Records to process:
==========

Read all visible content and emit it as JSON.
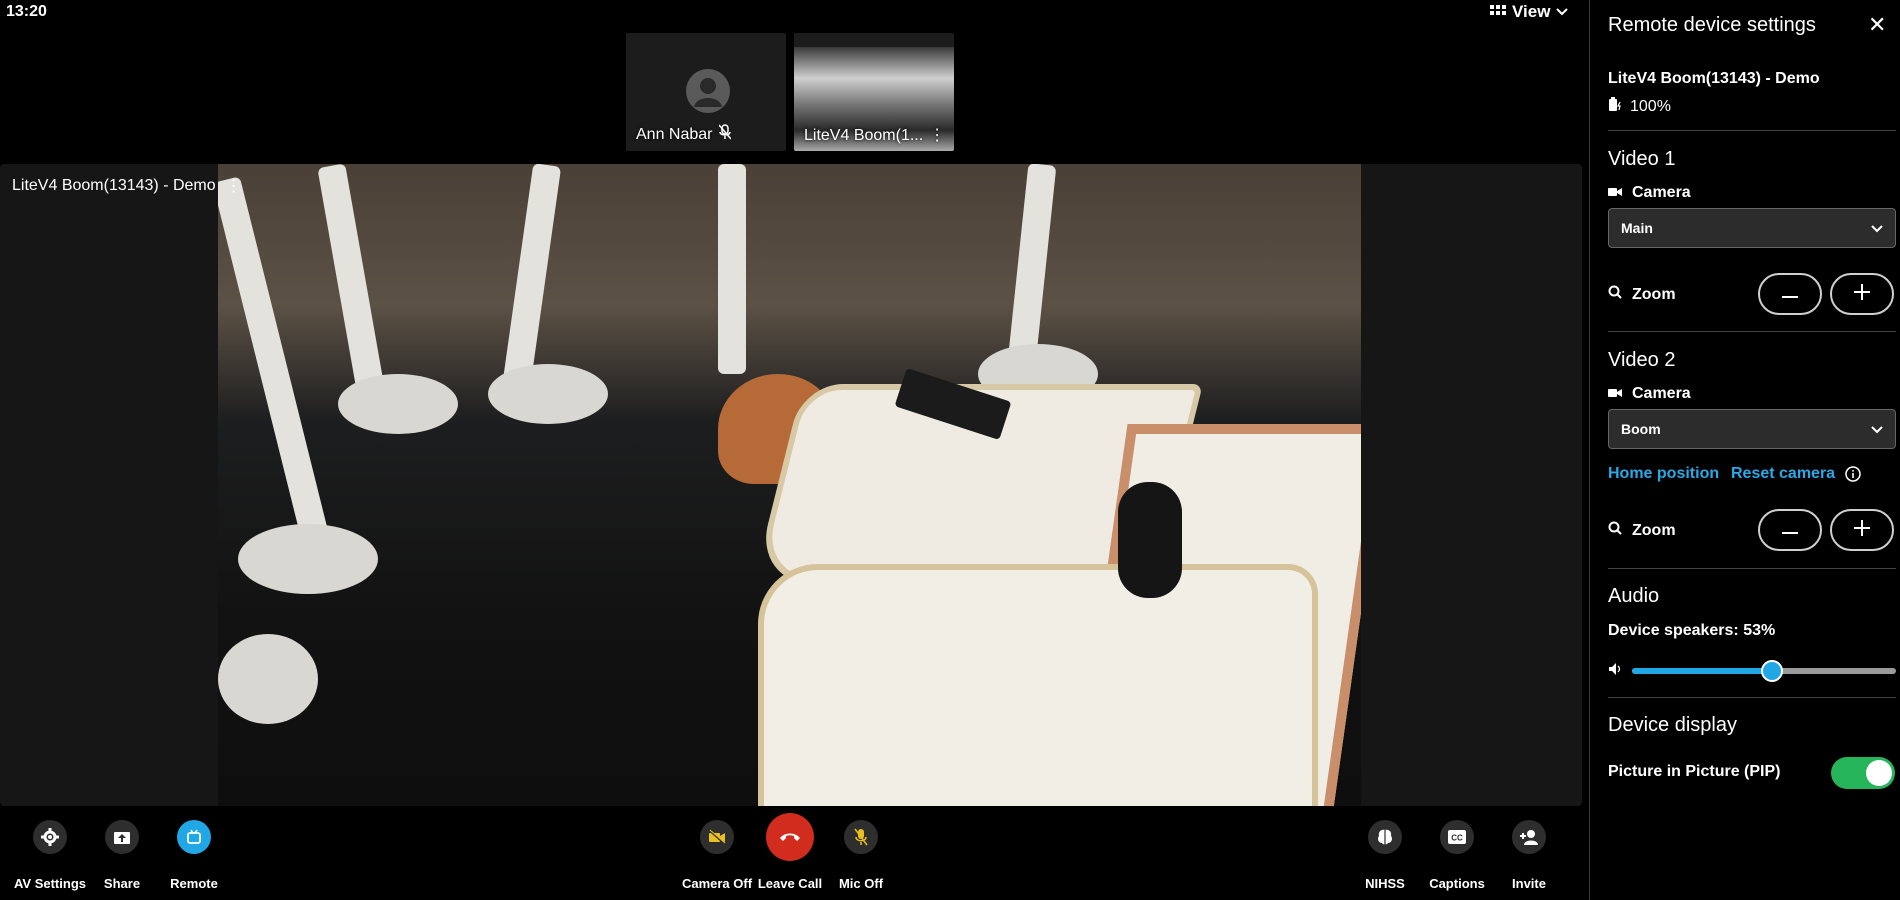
{
  "clock": "13:20",
  "view": {
    "label": "View"
  },
  "thumbnails": [
    {
      "name": "Ann Nabar",
      "muted": true
    },
    {
      "name": "LiteV4 Boom(1..."
    }
  ],
  "stage": {
    "label": "LiteV4 Boom(13143) - Demo"
  },
  "toolbar": {
    "left": [
      {
        "label": "AV Settings",
        "icon": "gear-icon"
      },
      {
        "label": "Share",
        "icon": "share-icon"
      },
      {
        "label": "Remote",
        "icon": "remote-icon",
        "active": true
      }
    ],
    "center": [
      {
        "label": "Camera Off",
        "icon": "camera-off-icon"
      },
      {
        "label": "Leave Call",
        "icon": "phone-hangup-icon"
      },
      {
        "label": "Mic Off",
        "icon": "mic-off-icon"
      }
    ],
    "right": [
      {
        "label": "NIHSS",
        "icon": "brain-icon"
      },
      {
        "label": "Captions",
        "icon": "cc-icon"
      },
      {
        "label": "Invite",
        "icon": "add-person-icon"
      }
    ]
  },
  "panel": {
    "title": "Remote device settings",
    "device_name": "LiteV4 Boom(13143) - Demo",
    "battery": "100%",
    "video1": {
      "title": "Video 1",
      "camera_label": "Camera",
      "camera_value": "Main",
      "zoom_label": "Zoom"
    },
    "video2": {
      "title": "Video 2",
      "camera_label": "Camera",
      "camera_value": "Boom",
      "home_position": "Home position",
      "reset_camera": "Reset camera",
      "zoom_label": "Zoom"
    },
    "audio": {
      "title": "Audio",
      "speakers_label": "Device speakers: 53%",
      "speakers_level": 0.53
    },
    "display": {
      "title": "Device display",
      "pip_label": "Picture in Picture (PIP)",
      "pip_on": true
    }
  },
  "colors": {
    "accent": "#22a7e6",
    "danger": "#d22c1f",
    "toggle_on": "#27b55b",
    "link": "#29a9e8"
  }
}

==========

Omit any images, then output the listing exactly.

Read all visible content and emit it as JSON.
{
  "clock": "13:20",
  "view": {
    "label": "View"
  },
  "thumbnails": [
    {
      "name": "Ann Nabar",
      "muted": true
    },
    {
      "name": "LiteV4 Boom(1..."
    }
  ],
  "stage": {
    "label": "LiteV4 Boom(13143) - Demo"
  },
  "toolbar": {
    "left": [
      {
        "label": "AV Settings",
        "icon": "gear-icon"
      },
      {
        "label": "Share",
        "icon": "share-icon"
      },
      {
        "label": "Remote",
        "icon": "remote-icon",
        "active": true
      }
    ],
    "center": [
      {
        "label": "Camera Off",
        "icon": "camera-off-icon"
      },
      {
        "label": "Leave Call",
        "icon": "phone-hangup-icon"
      },
      {
        "label": "Mic Off",
        "icon": "mic-off-icon"
      }
    ],
    "right": [
      {
        "label": "NIHSS",
        "icon": "brain-icon"
      },
      {
        "label": "Captions",
        "icon": "cc-icon"
      },
      {
        "label": "Invite",
        "icon": "add-person-icon"
      }
    ]
  },
  "panel": {
    "title": "Remote device settings",
    "device_name": "LiteV4 Boom(13143) - Demo",
    "battery": "100%",
    "video1": {
      "title": "Video 1",
      "camera_label": "Camera",
      "camera_value": "Main",
      "zoom_label": "Zoom"
    },
    "video2": {
      "title": "Video 2",
      "camera_label": "Camera",
      "camera_value": "Boom",
      "home_position": "Home position",
      "reset_camera": "Reset camera",
      "zoom_label": "Zoom"
    },
    "audio": {
      "title": "Audio",
      "speakers_label": "Device speakers: 53%",
      "speakers_level": 0.53
    },
    "display": {
      "title": "Device display",
      "pip_label": "Picture in Picture (PIP)",
      "pip_on": true
    }
  },
  "colors": {
    "accent": "#22a7e6",
    "danger": "#d22c1f",
    "toggle_on": "#27b55b",
    "link": "#29a9e8"
  }
}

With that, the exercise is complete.